**ABOUT THIS TASK:** Check each line of the listing for the string "your". Copy those where it appears.

**RECORDS FOR THE EXERCISE:**
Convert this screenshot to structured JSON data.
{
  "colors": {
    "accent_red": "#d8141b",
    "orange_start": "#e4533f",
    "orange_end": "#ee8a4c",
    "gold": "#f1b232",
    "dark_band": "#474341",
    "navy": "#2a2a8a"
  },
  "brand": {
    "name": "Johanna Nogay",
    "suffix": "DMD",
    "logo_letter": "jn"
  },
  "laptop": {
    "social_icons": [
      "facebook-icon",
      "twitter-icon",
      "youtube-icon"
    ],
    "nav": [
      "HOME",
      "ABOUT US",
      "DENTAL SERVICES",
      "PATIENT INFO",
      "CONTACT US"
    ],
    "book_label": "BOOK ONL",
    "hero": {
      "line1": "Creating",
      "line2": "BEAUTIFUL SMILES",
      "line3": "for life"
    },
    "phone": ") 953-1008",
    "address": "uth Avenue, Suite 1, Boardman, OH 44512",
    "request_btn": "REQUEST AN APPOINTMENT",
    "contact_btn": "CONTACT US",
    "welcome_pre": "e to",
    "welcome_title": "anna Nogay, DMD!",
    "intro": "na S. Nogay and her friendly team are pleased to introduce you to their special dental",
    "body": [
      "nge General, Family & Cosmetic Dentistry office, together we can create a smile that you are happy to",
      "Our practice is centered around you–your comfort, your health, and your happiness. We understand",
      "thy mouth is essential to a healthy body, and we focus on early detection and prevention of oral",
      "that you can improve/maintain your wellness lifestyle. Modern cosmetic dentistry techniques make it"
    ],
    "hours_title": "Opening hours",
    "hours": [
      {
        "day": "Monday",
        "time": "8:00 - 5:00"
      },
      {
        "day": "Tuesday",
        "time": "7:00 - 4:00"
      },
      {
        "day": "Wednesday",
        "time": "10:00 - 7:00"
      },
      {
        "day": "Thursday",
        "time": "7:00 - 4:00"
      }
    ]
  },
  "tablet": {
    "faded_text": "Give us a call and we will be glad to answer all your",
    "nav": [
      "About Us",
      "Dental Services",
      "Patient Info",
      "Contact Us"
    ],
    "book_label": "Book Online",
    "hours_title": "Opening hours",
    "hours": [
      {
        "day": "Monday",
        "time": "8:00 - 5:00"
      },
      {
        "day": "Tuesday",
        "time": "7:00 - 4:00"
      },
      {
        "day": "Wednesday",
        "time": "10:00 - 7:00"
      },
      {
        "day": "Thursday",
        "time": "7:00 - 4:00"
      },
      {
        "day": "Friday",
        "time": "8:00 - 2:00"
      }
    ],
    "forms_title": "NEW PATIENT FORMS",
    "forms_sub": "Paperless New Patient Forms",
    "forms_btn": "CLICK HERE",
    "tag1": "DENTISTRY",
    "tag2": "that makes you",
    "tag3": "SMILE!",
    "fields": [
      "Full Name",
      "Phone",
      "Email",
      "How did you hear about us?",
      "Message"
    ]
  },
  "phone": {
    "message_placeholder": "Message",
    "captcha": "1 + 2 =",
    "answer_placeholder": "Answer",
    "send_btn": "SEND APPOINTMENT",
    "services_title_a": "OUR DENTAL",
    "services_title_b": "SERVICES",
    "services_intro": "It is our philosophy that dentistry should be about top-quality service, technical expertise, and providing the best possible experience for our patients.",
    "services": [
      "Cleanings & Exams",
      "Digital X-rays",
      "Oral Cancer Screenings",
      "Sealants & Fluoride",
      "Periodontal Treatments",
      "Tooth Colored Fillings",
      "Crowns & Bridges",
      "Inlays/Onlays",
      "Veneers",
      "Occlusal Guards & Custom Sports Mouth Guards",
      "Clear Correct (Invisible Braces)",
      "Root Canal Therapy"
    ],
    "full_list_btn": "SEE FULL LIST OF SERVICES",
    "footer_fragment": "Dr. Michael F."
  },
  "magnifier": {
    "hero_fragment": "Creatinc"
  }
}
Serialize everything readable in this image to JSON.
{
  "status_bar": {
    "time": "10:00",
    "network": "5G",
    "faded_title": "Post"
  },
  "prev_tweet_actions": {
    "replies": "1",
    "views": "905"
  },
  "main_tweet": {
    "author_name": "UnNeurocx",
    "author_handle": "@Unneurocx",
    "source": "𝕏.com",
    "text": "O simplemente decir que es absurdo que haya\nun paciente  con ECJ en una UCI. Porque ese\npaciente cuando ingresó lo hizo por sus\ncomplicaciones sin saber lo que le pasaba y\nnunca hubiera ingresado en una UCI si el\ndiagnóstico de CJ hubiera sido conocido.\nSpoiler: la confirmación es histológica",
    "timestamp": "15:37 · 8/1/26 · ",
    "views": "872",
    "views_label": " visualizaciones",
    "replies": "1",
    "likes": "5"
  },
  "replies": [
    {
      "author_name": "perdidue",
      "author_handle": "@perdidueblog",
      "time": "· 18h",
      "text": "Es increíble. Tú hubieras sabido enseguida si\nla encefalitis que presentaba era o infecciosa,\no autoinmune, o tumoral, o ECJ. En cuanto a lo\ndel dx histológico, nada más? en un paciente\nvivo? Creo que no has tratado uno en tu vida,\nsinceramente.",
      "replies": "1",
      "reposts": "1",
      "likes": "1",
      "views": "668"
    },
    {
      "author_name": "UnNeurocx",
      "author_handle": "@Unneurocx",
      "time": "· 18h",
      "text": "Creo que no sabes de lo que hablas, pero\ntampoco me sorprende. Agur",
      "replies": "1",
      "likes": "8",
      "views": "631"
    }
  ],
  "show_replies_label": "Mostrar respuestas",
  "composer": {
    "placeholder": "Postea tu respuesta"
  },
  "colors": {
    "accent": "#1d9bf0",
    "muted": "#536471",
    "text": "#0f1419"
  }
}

**EXERCISE SOLUTION:**
      "Our practice is centered around you–your comfort, your health, and your happiness. We understand",
      "that you can improve/maintain your wellness lifestyle. Modern cosmetic dentistry techniques make it"
    "faded_text": "Give us a call and we will be glad to answer all your",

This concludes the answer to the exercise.